[start]
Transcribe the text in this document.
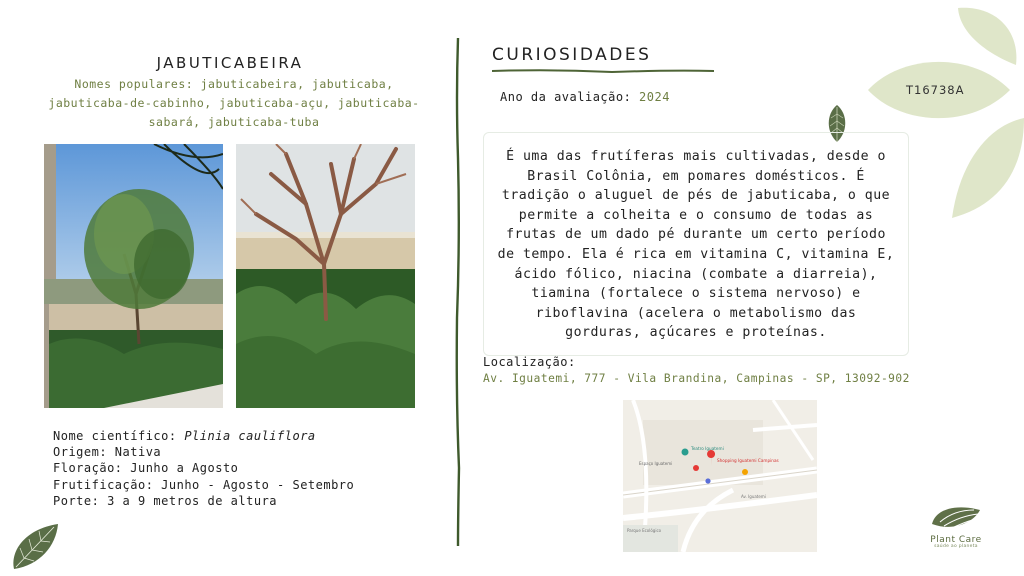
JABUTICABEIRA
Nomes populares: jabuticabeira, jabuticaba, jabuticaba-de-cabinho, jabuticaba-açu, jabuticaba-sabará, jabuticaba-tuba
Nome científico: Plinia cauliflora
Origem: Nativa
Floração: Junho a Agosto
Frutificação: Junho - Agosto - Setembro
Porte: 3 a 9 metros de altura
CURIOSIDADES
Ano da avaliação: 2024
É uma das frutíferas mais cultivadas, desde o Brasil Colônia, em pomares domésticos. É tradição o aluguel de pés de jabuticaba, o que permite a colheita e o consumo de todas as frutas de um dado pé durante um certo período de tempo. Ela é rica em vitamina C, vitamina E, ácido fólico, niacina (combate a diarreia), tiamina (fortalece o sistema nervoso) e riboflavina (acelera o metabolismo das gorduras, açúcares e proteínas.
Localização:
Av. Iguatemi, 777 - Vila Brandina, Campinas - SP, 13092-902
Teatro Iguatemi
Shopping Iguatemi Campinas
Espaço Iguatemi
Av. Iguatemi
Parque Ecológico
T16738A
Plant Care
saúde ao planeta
[end]
Output the entries above exactly, without their pictures.

Transcribe the text in this document.
JABUTICABEIRA
Nomes populares: jabuticabeira, jabuticaba, jabuticaba-de-cabinho, jabuticaba-açu, jabuticaba-sabará, jabuticaba-tuba
Nome científico: Plinia cauliflora
Origem: Nativa
Floração: Junho a Agosto
Frutificação: Junho - Agosto - Setembro
Porte: 3 a 9 metros de altura
CURIOSIDADES
Ano da avaliação: 2024
É uma das frutíferas mais cultivadas, desde o Brasil Colônia, em pomares domésticos. É tradição o aluguel de pés de jabuticaba, o que permite a colheita e o consumo de todas as frutas de um dado pé durante um certo período de tempo. Ela é rica em vitamina C, vitamina E, ácido fólico, niacina (combate a diarreia), tiamina (fortalece o sistema nervoso) e riboflavina (acelera o metabolismo das gorduras, açúcares e proteínas.
Localização:
Av. Iguatemi, 777 - Vila Brandina, Campinas - SP, 13092-902
Teatro Iguatemi
Shopping Iguatemi Campinas
Espaço Iguatemi
Av. Iguatemi
Parque Ecológico
T16738A
Plant Care
saúde ao planeta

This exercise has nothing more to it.